WHAT IS REQUIRED:
An exact copy of every record is needed.

= = = = = = =

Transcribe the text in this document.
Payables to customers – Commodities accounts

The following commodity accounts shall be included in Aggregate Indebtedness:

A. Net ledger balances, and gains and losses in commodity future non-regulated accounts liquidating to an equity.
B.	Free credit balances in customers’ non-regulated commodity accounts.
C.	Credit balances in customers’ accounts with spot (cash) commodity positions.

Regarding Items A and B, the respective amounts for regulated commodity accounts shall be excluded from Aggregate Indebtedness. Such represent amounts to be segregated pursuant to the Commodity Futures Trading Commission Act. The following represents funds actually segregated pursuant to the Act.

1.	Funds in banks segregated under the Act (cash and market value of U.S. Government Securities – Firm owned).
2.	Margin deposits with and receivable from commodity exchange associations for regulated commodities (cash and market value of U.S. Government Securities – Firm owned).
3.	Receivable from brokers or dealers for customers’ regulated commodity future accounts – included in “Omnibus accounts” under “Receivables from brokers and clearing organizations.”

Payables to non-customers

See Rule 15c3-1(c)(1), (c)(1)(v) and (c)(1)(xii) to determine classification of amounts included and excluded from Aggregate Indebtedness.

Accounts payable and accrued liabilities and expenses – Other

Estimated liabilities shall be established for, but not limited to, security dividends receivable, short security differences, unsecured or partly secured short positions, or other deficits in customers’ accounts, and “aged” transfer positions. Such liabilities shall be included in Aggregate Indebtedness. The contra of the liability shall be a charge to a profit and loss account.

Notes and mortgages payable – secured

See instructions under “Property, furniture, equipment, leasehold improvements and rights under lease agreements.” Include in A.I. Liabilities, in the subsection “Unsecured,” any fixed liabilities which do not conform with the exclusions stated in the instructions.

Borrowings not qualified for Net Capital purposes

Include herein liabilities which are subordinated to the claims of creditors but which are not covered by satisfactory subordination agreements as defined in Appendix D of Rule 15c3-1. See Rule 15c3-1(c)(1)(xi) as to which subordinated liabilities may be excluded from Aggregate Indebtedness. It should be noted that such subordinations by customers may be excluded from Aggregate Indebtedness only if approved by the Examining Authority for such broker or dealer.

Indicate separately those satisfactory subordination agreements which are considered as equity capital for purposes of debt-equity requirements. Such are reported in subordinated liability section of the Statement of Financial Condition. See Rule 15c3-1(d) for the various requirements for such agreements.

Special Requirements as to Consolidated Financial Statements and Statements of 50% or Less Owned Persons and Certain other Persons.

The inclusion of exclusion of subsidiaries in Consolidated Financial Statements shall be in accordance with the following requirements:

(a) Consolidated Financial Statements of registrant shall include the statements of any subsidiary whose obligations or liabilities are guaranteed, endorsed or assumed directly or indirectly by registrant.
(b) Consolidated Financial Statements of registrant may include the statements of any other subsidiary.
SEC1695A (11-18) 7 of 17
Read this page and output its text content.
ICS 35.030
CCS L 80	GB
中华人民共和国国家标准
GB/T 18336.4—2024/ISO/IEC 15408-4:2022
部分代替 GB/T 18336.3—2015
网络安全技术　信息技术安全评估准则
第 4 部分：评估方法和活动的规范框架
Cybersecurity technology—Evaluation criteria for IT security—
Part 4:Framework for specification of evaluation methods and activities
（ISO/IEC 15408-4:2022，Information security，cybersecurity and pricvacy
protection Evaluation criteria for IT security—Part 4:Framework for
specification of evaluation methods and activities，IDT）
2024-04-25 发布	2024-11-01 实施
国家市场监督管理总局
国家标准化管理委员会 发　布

= = = = = = =

FINAL ANSWER:
Transcribe the text in this document.
Payables to customers – Commodities accounts

The following commodity accounts shall be included in Aggregate Indebtedness:

A. Net ledger balances, and gains and losses in commodity future non-regulated accounts liquidating to an equity.
B.	Free credit balances in customers’ non-regulated commodity accounts.
C.	Credit balances in customers’ accounts with spot (cash) commodity positions.

Regarding Items A and B, the respective amounts for regulated commodity accounts shall be excluded from Aggregate Indebtedness. Such represent amounts to be segregated pursuant to the Commodity Futures Trading Commission Act. The following represents funds actually segregated pursuant to the Act.

1.	Funds in banks segregated under the Act (cash and market value of U.S. Government Securities – Firm owned).
2.	Margin deposits with and receivable from commodity exchange associations for regulated commodities (cash and market value of U.S. Government Securities – Firm owned).
3.	Receivable from brokers or dealers for customers’ regulated commodity future accounts – included in “Omnibus accounts” under “Receivables from brokers and clearing organizations.”

Payables to non-customers

See Rule 15c3-1(c)(1), (c)(1)(v) and (c)(1)(xii) to determine classification of amounts included and excluded from Aggregate Indebtedness.

Accounts payable and accrued liabilities and expenses – Other

Estimated liabilities shall be established for, but not limited to, security dividends receivable, short security differences, unsecured or partly secured short positions, or other deficits in customers’ accounts, and “aged” transfer positions. Such liabilities shall be included in Aggregate Indebtedness. The contra of the liability shall be a charge to a profit and loss account.

Notes and mortgages payable – secured

See instructions under “Property, furniture, equipment, leasehold improvements and rights under lease agreements.” Include in A.I. Liabilities, in the subsection “Unsecured,” any fixed liabilities which do not conform with the exclusions stated in the instructions.

Borrowings not qualified for Net Capital purposes

Include herein liabilities which are subordinated to the claims of creditors but which are not covered by satisfactory subordination agreements as defined in Appendix D of Rule 15c3-1. See Rule 15c3-1(c)(1)(xi) as to which subordinated liabilities may be excluded from Aggregate Indebtedness. It should be noted that such subordinations by customers may be excluded from Aggregate Indebtedness only if approved by the Examining Authority for such broker or dealer.

Indicate separately those satisfactory subordination agreements which are considered as equity capital for purposes of debt-equity requirements. Such are reported in subordinated liability section of the Statement of Financial Condition. See Rule 15c3-1(d) for the various requirements for such agreements.

Special Requirements as to Consolidated Financial Statements and Statements of 50% or Less Owned Persons and Certain other Persons.

The inclusion of exclusion of subsidiaries in Consolidated Financial Statements shall be in accordance with the following requirements:

(a) Consolidated Financial Statements of registrant shall include the statements of any subsidiary whose obligations or liabilities are guaranteed, endorsed or assumed directly or indirectly by registrant.
(b) Consolidated Financial Statements of registrant may include the statements of any other subsidiary.
SEC1695A (11-18) 7 of 17
Read this page and output its text content.
ICS 35.030
CCS L 80	GB
中华人民共和国国家标准
GB/T 18336.4—2024/ISO/IEC 15408-4:2022
部分代替 GB/T 18336.3—2015
网络安全技术　信息技术安全评估准则
第 4 部分：评估方法和活动的规范框架
Cybersecurity technology—Evaluation criteria for IT security—
Part 4:Framework for specification of evaluation methods and activities
（ISO/IEC 15408-4:2022，Information security，cybersecurity and pricvacy
protection Evaluation criteria for IT security—Part 4:Framework for
specification of evaluation methods and activities，IDT）
2024-04-25 发布	2024-11-01 实施
国家市场监督管理总局
国家标准化管理委员会 发　布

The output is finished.